→ **TASK REQUIREMENTS**:
Drop every picture and give the entries back exactly.

→ **DATASET EXTRACT**:
——
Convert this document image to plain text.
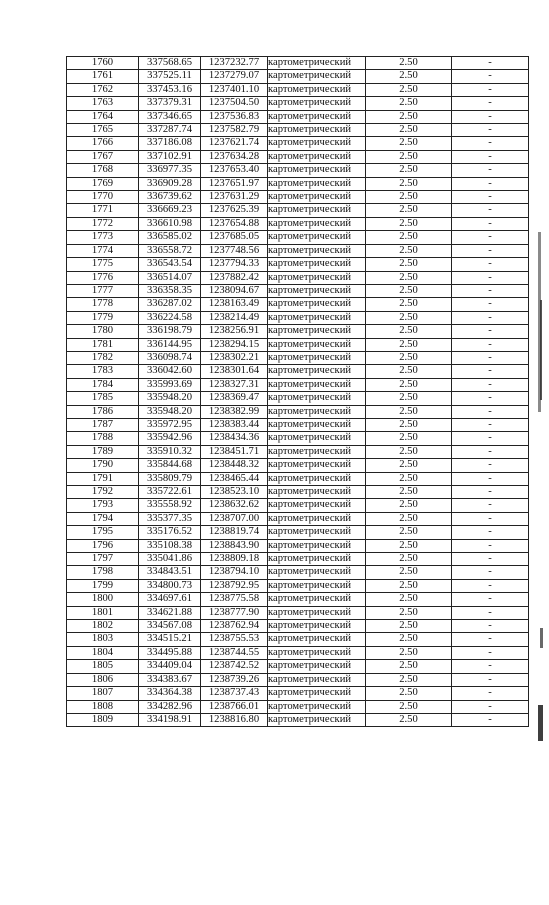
1760	337568.65	1237232.77	картометрический	2.50	-
1761	337525.11	1237279.07	картометрический	2.50	-
1762	337453.16	1237401.10	картометрический	2.50	-
1763	337379.31	1237504.50	картометрический	2.50	-
1764	337346.65	1237536.83	картометрический	2.50	-
1765	337287.74	1237582.79	картометрический	2.50	-
1766	337186.08	1237621.74	картометрический	2.50	-
1767	337102.91	1237634.28	картометрический	2.50	-
1768	336977.35	1237653.40	картометрический	2.50	-
1769	336909.28	1237651.97	картометрический	2.50	-
1770	336739.62	1237631.29	картометрический	2.50	-
1771	336669.23	1237625.39	картометрический	2.50	-
1772	336610.98	1237654.88	картометрический	2.50	-
1773	336585.02	1237685.05	картометрический	2.50	-
1774	336558.72	1237748.56	картометрический	2.50	-
1775	336543.54	1237794.33	картометрический	2.50	-
1776	336514.07	1237882.42	картометрический	2.50	-
1777	336358.35	1238094.67	картометрический	2.50	-
1778	336287.02	1238163.49	картометрический	2.50	-
1779	336224.58	1238214.49	картометрический	2.50	-
1780	336198.79	1238256.91	картометрический	2.50	-
1781	336144.95	1238294.15	картометрический	2.50	-
1782	336098.74	1238302.21	картометрический	2.50	-
1783	336042.60	1238301.64	картометрический	2.50	-
1784	335993.69	1238327.31	картометрический	2.50	-
1785	335948.20	1238369.47	картометрический	2.50	-
1786	335948.20	1238382.99	картометрический	2.50	-
1787	335972.95	1238383.44	картометрический	2.50	-
1788	335942.96	1238434.36	картометрический	2.50	-
1789	335910.32	1238451.71	картометрический	2.50	-
1790	335844.68	1238448.32	картометрический	2.50	-
1791	335809.79	1238465.44	картометрический	2.50	-
1792	335722.61	1238523.10	картометрический	2.50	-
1793	335558.92	1238632.62	картометрический	2.50	-
1794	335377.35	1238707.00	картометрический	2.50	-
1795	335176.52	1238819.74	картометрический	2.50	-
1796	335108.38	1238843.90	картометрический	2.50	-
1797	335041.86	1238809.18	картометрический	2.50	-
1798	334843.51	1238794.10	картометрический	2.50	-
1799	334800.73	1238792.95	картометрический	2.50	-
1800	334697.61	1238775.58	картометрический	2.50	-
1801	334621.88	1238777.90	картометрический	2.50	-
1802	334567.08	1238762.94	картометрический	2.50	-
1803	334515.21	1238755.53	картометрический	2.50	-
1804	334495.88	1238744.55	картометрический	2.50	-
1805	334409.04	1238742.52	картометрический	2.50	-
1806	334383.67	1238739.26	картометрический	2.50	-
1807	334364.38	1238737.43	картометрический	2.50	-
1808	334282.96	1238766.01	картометрический	2.50	-
1809	334198.91	1238816.80	картометрический	2.50	-
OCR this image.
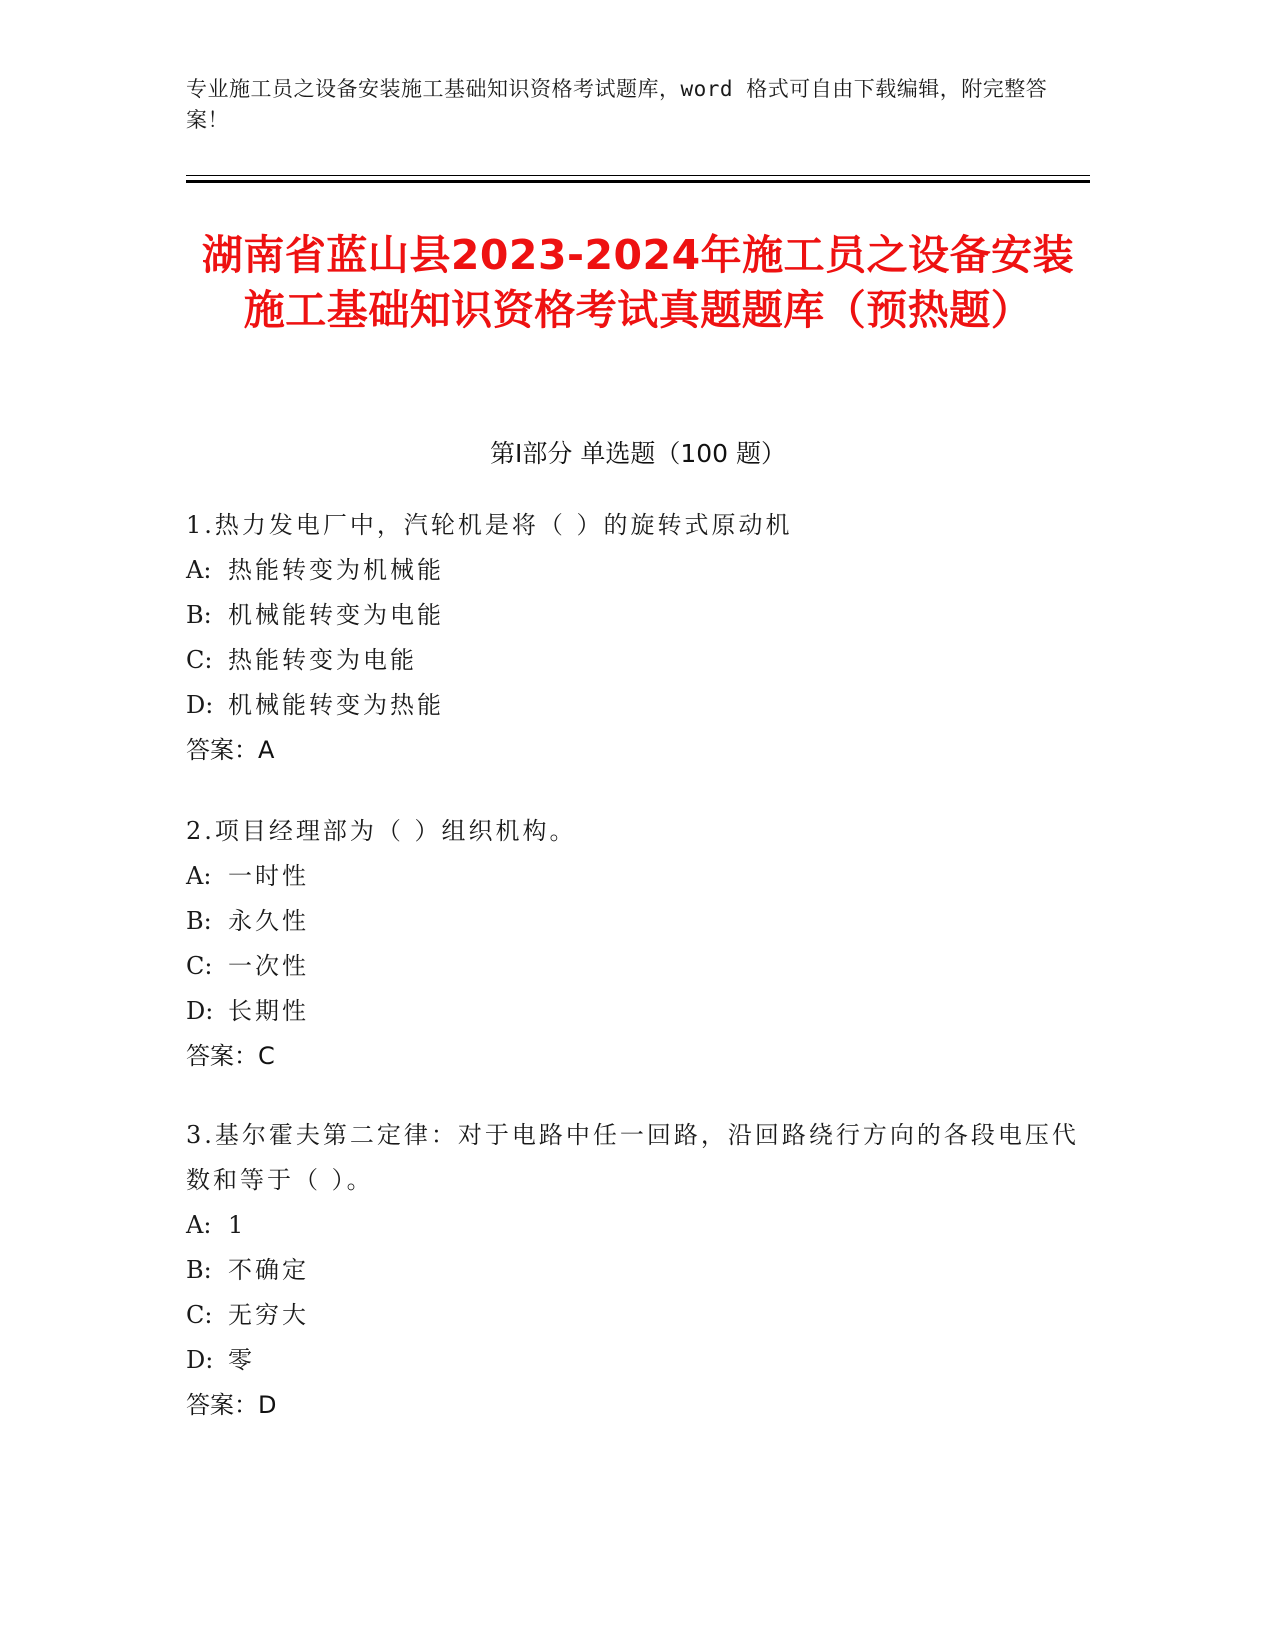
专业施工员之设备安装施工基础知识资格考试题库，word 格式可自由下载编辑，附完整答案！
湖南省蓝山县2023-2024年施工员之设备安装施工基础知识资格考试真题题库（预热题）
第Ⅰ部分 单选题（100 题）
1.热力发电厂中，汽轮机是将（ ）的旋转式原动机
A: 热能转变为机械能
B: 机械能转变为电能
C: 热能转变为电能
D: 机械能转变为热能
答案：A
2.项目经理部为（ ）组织机构。
A: 一时性
B: 永久性
C: 一次性
D: 长期性
答案：C
3.基尔霍夫第二定律：对于电路中任一回路，沿回路绕行方向的各段电压代数和等于（ ）。
A: 1
B: 不确定
C: 无穷大
D: 零
答案：D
——
→ **FINAL RESULT**:
Convert this document image to plain text.
1760	337568.65	1237232.77	картометрический	2.50	-
1761	337525.11	1237279.07	картометрический	2.50	-
1762	337453.16	1237401.10	картометрический	2.50	-
1763	337379.31	1237504.50	картометрический	2.50	-
1764	337346.65	1237536.83	картометрический	2.50	-
1765	337287.74	1237582.79	картометрический	2.50	-
1766	337186.08	1237621.74	картометрический	2.50	-
1767	337102.91	1237634.28	картометрический	2.50	-
1768	336977.35	1237653.40	картометрический	2.50	-
1769	336909.28	1237651.97	картометрический	2.50	-
1770	336739.62	1237631.29	картометрический	2.50	-
1771	336669.23	1237625.39	картометрический	2.50	-
1772	336610.98	1237654.88	картометрический	2.50	-
1773	336585.02	1237685.05	картометрический	2.50	-
1774	336558.72	1237748.56	картометрический	2.50	-
1775	336543.54	1237794.33	картометрический	2.50	-
1776	336514.07	1237882.42	картометрический	2.50	-
1777	336358.35	1238094.67	картометрический	2.50	-
1778	336287.02	1238163.49	картометрический	2.50	-
1779	336224.58	1238214.49	картометрический	2.50	-
1780	336198.79	1238256.91	картометрический	2.50	-
1781	336144.95	1238294.15	картометрический	2.50	-
1782	336098.74	1238302.21	картометрический	2.50	-
1783	336042.60	1238301.64	картометрический	2.50	-
1784	335993.69	1238327.31	картометрический	2.50	-
1785	335948.20	1238369.47	картометрический	2.50	-
1786	335948.20	1238382.99	картометрический	2.50	-
1787	335972.95	1238383.44	картометрический	2.50	-
1788	335942.96	1238434.36	картометрический	2.50	-
1789	335910.32	1238451.71	картометрический	2.50	-
1790	335844.68	1238448.32	картометрический	2.50	-
1791	335809.79	1238465.44	картометрический	2.50	-
1792	335722.61	1238523.10	картометрический	2.50	-
1793	335558.92	1238632.62	картометрический	2.50	-
1794	335377.35	1238707.00	картометрический	2.50	-
1795	335176.52	1238819.74	картометрический	2.50	-
1796	335108.38	1238843.90	картометрический	2.50	-
1797	335041.86	1238809.18	картометрический	2.50	-
1798	334843.51	1238794.10	картометрический	2.50	-
1799	334800.73	1238792.95	картометрический	2.50	-
1800	334697.61	1238775.58	картометрический	2.50	-
1801	334621.88	1238777.90	картометрический	2.50	-
1802	334567.08	1238762.94	картометрический	2.50	-
1803	334515.21	1238755.53	картометрический	2.50	-
1804	334495.88	1238744.55	картометрический	2.50	-
1805	334409.04	1238742.52	картометрический	2.50	-
1806	334383.67	1238739.26	картометрический	2.50	-
1807	334364.38	1238737.43	картометрический	2.50	-
1808	334282.96	1238766.01	картометрический	2.50	-
1809	334198.91	1238816.80	картометрический	2.50	-
OCR this image.
专业施工员之设备安装施工基础知识资格考试题库，word 格式可自由下载编辑，附完整答案！
湖南省蓝山县2023-2024年施工员之设备安装施工基础知识资格考试真题题库（预热题）
第Ⅰ部分 单选题（100 题）
1.热力发电厂中，汽轮机是将（ ）的旋转式原动机
A: 热能转变为机械能
B: 机械能转变为电能
C: 热能转变为电能
D: 机械能转变为热能
答案：A
2.项目经理部为（ ）组织机构。
A: 一时性
B: 永久性
C: 一次性
D: 长期性
答案：C
3.基尔霍夫第二定律：对于电路中任一回路，沿回路绕行方向的各段电压代数和等于（ ）。
A: 1
B: 不确定
C: 无穷大
D: 零
答案：D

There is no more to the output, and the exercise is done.